Aim of the task: Rewrite the entries from the first one through the line containing "scan-speck (1036, 2009, 1042, 2016)", inclusive, changing "Commissioners" to "Directors" and keeping everything else the same.

Dataset items:
────────────────
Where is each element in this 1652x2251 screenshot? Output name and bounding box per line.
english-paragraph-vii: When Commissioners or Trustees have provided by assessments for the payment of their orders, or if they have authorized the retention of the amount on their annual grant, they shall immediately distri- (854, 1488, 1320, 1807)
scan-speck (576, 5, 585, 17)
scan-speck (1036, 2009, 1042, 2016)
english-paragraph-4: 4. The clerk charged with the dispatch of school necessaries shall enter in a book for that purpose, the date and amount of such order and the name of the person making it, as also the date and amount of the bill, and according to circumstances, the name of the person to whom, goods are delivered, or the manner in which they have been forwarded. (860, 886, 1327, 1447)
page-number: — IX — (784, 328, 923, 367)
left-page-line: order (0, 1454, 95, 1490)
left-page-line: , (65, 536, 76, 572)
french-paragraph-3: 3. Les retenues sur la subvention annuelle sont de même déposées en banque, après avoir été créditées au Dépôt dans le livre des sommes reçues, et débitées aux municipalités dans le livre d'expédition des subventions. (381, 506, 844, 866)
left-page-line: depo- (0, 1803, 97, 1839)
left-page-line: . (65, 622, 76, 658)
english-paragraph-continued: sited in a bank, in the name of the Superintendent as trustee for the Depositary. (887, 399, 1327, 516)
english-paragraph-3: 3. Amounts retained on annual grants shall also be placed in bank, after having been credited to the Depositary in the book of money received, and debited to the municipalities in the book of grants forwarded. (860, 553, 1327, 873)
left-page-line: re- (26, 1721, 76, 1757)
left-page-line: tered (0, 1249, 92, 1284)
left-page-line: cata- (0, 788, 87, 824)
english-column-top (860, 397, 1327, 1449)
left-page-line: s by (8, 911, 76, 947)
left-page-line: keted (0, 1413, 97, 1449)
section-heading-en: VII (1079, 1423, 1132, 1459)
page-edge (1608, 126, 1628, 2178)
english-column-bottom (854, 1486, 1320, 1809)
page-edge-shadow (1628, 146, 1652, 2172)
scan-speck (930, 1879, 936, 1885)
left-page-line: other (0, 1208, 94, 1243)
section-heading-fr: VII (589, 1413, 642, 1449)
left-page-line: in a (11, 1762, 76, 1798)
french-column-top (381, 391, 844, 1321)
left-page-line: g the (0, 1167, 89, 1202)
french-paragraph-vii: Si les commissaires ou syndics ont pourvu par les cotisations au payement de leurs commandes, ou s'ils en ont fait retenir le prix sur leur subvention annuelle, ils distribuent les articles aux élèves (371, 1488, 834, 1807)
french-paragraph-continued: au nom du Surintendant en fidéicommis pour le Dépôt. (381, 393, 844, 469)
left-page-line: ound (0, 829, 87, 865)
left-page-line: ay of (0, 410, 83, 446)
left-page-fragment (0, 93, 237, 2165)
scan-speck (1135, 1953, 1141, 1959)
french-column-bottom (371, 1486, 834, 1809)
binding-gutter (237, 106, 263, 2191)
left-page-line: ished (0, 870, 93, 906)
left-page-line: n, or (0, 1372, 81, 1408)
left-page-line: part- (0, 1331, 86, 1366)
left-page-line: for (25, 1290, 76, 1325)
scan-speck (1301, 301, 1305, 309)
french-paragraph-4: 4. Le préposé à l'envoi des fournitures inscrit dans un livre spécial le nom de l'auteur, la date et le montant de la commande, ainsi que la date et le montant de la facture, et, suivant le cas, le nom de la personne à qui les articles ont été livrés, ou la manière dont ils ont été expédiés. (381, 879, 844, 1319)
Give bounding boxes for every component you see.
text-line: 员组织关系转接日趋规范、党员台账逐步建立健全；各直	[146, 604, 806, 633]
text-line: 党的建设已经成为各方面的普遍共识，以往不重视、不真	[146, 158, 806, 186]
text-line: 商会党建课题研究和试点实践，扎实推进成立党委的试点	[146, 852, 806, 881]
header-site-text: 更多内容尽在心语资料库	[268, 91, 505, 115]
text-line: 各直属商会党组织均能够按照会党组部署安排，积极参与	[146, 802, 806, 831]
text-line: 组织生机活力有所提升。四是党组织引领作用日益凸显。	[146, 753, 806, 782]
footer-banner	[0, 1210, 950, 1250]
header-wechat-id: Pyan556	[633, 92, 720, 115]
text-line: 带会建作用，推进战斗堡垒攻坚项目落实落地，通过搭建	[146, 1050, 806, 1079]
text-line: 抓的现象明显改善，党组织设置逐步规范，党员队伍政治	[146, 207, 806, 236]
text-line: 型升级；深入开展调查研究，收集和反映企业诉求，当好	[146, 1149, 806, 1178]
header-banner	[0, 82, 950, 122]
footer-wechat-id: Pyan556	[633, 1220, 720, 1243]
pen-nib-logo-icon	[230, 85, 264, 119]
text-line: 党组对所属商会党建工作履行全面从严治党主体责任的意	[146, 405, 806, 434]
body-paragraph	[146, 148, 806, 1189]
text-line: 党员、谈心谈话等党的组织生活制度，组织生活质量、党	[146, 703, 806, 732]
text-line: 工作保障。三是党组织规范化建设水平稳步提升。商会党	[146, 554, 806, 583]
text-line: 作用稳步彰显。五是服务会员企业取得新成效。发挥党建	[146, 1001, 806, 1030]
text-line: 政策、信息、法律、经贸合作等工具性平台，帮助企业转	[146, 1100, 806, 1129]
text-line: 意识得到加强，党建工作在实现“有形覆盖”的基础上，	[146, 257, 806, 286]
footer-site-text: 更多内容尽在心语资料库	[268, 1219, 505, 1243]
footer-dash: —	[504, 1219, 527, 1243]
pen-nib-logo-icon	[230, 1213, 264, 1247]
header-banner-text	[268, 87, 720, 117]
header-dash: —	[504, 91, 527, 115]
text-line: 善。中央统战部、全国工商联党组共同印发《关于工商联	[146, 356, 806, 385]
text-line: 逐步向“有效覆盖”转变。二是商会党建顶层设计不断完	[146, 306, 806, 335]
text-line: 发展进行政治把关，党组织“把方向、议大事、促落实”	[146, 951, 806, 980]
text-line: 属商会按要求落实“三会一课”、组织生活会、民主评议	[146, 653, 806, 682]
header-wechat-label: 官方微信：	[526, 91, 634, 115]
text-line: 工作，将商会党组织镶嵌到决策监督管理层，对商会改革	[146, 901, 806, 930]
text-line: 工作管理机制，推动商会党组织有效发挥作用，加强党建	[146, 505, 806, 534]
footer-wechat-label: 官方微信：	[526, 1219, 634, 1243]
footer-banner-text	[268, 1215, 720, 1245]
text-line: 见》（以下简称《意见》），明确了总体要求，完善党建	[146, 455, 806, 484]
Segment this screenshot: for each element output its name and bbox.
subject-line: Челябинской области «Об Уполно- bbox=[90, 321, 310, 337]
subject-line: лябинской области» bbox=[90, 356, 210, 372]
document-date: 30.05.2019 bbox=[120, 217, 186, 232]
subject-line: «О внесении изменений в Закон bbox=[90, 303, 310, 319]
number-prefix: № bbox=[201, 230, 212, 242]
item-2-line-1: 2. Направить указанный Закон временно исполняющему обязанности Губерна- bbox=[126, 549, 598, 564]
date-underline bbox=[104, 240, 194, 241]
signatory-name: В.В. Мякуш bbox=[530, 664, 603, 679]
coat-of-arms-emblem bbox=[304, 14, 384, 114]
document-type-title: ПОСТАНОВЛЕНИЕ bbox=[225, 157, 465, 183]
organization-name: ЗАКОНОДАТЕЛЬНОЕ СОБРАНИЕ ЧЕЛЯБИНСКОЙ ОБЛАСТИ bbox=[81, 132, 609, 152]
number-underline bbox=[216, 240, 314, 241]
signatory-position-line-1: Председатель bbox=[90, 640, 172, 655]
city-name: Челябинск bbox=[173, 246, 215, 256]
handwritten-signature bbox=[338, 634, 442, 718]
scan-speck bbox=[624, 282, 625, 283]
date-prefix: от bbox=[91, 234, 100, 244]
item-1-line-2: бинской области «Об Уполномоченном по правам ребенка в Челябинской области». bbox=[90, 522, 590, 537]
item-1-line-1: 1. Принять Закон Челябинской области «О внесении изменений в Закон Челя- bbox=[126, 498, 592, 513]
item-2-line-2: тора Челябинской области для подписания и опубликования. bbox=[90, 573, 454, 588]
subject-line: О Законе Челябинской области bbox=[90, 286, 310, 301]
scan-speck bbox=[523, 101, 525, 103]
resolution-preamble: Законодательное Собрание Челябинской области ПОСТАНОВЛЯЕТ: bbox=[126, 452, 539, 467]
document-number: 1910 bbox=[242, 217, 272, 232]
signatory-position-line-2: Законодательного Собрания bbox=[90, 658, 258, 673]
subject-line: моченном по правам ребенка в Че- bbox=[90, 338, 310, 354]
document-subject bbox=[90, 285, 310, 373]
────────────────
Written response:
Where is each element in this 1652x2251 screenshot? Output name and bounding box per line.
english-paragraph-vii: When Directors or Trustees have provided by assessments for the payment of their orders, or if they have authorized the retention of the amount on their annual grant, they shall immediately distri- (854, 1488, 1320, 1807)
scan-speck (576, 5, 585, 17)
scan-speck (1036, 2009, 1042, 2016)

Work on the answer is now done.